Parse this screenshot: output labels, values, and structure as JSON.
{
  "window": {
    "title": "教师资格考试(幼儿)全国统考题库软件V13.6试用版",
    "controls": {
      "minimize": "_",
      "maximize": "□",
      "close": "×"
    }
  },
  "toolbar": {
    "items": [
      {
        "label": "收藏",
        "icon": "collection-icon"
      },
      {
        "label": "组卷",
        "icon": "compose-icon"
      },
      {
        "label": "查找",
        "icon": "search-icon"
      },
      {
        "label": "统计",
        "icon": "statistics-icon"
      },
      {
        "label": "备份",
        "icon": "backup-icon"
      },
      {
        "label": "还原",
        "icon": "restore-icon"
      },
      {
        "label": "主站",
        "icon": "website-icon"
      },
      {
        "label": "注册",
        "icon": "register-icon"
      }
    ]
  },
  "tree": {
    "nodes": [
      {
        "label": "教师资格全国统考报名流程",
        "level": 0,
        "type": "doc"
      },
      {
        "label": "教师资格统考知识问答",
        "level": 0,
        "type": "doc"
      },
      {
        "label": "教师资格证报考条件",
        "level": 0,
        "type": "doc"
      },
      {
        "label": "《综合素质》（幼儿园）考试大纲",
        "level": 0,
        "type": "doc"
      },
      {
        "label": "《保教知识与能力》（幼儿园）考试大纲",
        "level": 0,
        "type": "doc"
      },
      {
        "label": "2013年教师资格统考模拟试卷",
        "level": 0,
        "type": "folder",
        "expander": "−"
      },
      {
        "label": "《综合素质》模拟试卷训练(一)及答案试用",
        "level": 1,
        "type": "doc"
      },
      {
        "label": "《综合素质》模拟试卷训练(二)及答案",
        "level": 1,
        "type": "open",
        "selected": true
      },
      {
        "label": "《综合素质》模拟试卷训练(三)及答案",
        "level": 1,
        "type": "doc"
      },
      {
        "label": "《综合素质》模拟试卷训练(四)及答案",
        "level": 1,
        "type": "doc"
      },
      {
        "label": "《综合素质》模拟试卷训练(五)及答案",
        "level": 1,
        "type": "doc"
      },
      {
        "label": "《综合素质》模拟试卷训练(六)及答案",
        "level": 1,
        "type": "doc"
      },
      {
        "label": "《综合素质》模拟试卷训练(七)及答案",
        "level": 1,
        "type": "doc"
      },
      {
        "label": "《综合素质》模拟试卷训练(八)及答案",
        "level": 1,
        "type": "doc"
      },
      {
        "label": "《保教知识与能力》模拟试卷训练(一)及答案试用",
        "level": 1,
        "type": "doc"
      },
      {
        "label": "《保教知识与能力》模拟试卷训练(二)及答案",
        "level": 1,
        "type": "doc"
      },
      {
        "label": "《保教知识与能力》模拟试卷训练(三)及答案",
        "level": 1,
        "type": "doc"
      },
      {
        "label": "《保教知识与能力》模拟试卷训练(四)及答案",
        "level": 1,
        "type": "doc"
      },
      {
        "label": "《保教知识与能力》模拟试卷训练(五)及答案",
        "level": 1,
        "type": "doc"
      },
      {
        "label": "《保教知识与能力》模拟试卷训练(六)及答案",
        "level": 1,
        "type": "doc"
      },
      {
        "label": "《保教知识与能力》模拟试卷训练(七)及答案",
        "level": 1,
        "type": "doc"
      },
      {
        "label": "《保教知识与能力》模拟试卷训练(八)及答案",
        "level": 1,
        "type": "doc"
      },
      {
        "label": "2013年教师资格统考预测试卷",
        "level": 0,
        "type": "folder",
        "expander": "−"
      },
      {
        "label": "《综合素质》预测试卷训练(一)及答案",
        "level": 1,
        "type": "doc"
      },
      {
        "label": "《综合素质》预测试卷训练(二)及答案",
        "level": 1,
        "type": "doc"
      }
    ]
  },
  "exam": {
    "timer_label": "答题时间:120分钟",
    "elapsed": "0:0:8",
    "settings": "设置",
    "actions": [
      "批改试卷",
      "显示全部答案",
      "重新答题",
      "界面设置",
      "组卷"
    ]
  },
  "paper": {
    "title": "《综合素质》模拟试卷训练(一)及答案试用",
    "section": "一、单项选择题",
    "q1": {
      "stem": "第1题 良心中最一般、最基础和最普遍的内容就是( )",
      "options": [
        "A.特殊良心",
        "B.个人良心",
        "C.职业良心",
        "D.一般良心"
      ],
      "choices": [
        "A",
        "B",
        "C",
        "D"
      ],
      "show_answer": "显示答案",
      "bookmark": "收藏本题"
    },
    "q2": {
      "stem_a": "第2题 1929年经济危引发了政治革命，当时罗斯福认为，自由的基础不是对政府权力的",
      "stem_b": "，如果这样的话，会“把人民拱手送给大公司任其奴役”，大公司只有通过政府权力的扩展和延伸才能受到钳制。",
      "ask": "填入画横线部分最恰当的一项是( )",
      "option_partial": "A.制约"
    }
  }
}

---

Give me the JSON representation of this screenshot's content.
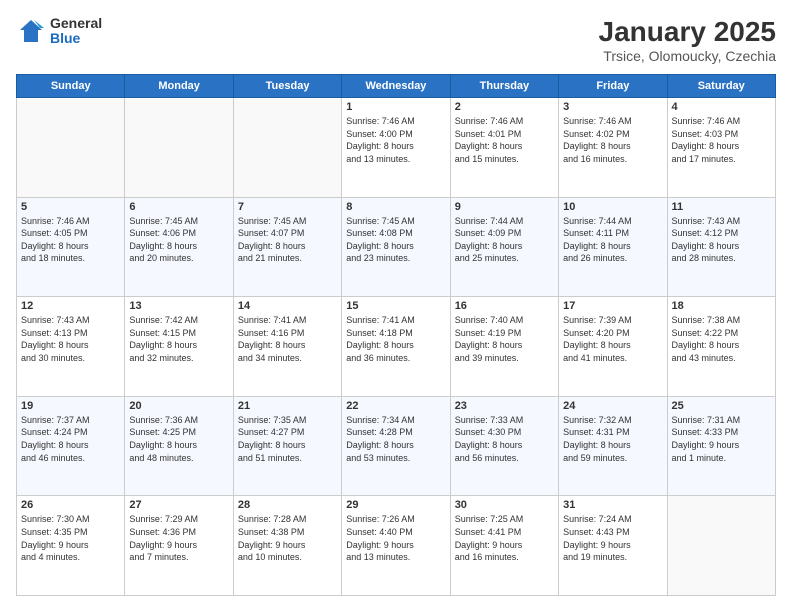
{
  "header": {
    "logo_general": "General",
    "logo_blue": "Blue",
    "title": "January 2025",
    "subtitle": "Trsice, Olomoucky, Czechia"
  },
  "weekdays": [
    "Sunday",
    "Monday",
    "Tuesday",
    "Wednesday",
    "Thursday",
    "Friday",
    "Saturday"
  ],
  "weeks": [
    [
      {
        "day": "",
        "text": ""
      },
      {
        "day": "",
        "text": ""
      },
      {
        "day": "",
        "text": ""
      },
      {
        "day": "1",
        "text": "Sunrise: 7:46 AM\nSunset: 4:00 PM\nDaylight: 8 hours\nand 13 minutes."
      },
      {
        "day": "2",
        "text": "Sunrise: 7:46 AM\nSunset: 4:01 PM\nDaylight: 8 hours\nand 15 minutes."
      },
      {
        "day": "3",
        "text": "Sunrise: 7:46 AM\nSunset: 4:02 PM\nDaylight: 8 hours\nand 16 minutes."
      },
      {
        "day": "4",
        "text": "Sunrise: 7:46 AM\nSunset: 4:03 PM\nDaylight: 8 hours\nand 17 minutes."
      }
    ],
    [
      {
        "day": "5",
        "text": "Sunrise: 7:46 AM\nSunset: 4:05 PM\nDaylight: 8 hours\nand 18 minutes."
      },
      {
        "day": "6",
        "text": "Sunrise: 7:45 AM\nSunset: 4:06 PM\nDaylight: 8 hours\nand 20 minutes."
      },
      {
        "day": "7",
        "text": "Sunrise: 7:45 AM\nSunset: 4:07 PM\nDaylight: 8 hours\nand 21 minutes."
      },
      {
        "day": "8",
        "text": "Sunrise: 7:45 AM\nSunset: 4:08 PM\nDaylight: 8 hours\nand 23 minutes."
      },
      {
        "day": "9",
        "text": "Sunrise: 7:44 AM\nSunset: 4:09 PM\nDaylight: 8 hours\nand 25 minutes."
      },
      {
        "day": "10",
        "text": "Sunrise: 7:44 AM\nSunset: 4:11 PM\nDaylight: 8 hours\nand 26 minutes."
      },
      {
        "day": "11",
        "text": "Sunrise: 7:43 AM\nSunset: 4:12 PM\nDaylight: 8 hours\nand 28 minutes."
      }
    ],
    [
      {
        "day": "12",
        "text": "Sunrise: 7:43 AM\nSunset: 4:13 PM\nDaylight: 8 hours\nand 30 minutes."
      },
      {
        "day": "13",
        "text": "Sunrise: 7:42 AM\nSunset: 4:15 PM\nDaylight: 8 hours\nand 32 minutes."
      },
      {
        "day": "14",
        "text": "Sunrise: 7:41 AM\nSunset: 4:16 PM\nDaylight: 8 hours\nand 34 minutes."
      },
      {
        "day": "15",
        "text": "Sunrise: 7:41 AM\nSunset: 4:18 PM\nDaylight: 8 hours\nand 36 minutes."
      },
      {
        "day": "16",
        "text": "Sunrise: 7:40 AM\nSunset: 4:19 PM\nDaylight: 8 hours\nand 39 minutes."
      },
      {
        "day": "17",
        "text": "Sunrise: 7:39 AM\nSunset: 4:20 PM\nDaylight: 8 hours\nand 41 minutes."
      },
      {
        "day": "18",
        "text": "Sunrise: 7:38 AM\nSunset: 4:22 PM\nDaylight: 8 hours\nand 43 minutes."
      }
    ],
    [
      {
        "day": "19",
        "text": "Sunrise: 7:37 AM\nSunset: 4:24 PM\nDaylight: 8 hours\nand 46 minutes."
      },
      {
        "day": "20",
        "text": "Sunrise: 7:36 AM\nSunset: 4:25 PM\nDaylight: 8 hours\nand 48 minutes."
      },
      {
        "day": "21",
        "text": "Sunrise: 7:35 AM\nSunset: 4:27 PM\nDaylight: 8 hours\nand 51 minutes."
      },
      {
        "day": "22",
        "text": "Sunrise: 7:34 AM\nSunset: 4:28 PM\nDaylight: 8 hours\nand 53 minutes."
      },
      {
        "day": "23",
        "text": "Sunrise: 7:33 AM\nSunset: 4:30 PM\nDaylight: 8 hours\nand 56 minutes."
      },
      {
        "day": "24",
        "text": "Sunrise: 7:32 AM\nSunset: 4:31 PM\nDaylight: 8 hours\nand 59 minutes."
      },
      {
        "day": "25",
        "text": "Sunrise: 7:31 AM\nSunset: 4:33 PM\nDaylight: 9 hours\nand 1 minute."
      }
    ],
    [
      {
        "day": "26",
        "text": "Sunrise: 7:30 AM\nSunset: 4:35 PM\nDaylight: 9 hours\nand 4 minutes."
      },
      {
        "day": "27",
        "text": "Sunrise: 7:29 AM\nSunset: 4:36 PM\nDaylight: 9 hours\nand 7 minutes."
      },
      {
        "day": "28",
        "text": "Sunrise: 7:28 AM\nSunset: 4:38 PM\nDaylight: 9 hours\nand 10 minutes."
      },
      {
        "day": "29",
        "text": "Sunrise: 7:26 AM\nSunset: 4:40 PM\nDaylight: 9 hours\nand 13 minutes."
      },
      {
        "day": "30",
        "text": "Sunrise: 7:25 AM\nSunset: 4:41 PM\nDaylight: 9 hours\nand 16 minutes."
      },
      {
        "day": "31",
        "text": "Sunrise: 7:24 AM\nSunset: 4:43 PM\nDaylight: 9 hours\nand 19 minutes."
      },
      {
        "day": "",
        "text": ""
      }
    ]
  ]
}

...

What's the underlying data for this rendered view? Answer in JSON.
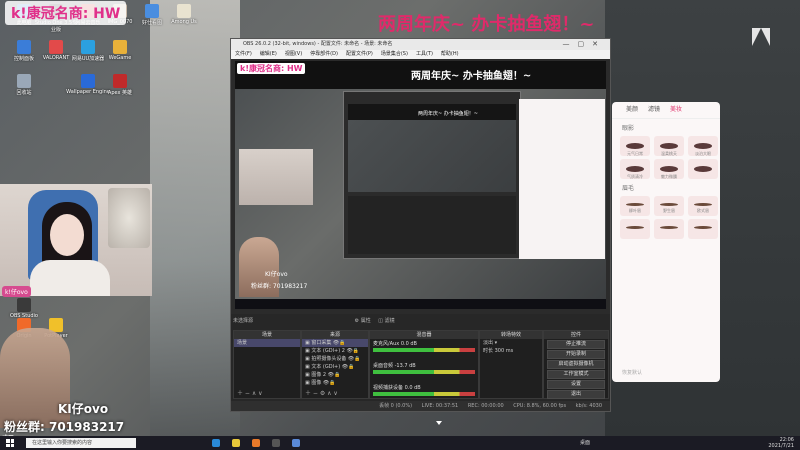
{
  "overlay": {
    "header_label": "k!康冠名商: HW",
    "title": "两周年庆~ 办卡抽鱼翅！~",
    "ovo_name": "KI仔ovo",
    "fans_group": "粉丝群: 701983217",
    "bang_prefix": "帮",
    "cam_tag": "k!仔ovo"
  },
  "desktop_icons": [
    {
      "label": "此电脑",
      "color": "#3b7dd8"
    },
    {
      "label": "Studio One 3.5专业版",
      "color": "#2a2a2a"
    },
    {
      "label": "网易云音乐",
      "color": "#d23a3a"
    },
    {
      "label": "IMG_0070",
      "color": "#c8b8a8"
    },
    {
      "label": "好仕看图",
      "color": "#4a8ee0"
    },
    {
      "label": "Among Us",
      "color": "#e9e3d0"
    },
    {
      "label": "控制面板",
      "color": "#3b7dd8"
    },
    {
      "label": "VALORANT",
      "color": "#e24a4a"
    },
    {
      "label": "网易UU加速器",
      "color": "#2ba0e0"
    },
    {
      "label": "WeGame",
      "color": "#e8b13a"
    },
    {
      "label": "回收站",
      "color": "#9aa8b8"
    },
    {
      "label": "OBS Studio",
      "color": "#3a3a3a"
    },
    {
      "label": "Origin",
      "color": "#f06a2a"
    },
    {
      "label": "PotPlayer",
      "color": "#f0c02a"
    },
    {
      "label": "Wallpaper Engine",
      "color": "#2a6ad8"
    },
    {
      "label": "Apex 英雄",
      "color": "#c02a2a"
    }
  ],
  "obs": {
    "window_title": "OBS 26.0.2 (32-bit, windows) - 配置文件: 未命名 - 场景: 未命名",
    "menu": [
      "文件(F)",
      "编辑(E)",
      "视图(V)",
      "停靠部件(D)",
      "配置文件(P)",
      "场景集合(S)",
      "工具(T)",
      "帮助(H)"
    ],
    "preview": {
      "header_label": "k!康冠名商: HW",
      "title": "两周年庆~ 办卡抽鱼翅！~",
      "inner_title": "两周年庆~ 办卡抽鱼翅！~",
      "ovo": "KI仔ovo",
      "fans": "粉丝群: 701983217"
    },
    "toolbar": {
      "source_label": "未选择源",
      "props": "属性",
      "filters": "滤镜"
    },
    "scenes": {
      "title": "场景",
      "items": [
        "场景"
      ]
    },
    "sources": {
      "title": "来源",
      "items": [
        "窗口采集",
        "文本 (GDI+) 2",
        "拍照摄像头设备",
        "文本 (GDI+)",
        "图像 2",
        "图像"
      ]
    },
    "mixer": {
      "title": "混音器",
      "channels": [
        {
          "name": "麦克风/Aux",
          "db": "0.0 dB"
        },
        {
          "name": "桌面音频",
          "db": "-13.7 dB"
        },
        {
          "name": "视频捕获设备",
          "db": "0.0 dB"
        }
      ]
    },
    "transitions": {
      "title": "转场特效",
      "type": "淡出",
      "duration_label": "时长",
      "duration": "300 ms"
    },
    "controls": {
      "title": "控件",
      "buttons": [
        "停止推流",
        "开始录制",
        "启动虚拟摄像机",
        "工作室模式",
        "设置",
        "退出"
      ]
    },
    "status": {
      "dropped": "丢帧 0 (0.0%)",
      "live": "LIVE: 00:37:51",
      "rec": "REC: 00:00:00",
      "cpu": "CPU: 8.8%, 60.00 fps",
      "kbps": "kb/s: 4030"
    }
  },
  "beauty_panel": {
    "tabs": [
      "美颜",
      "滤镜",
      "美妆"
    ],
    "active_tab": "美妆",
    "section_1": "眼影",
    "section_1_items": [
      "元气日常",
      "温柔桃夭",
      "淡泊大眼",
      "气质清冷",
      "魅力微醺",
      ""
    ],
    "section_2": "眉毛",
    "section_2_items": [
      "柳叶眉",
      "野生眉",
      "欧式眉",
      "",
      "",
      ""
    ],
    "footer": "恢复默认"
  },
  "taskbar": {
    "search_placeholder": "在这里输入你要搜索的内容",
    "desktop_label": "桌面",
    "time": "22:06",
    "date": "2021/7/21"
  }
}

EXERCISE TASK - Go through the records and copy each line with "办卡抽鱼翅" in it.

CORRECT RESULT -
    "title": "两周年庆~ 办卡抽鱼翅！~",
      "title": "两周年庆~ 办卡抽鱼翅！~",
      "inner_title": "两周年庆~ 办卡抽鱼翅！~",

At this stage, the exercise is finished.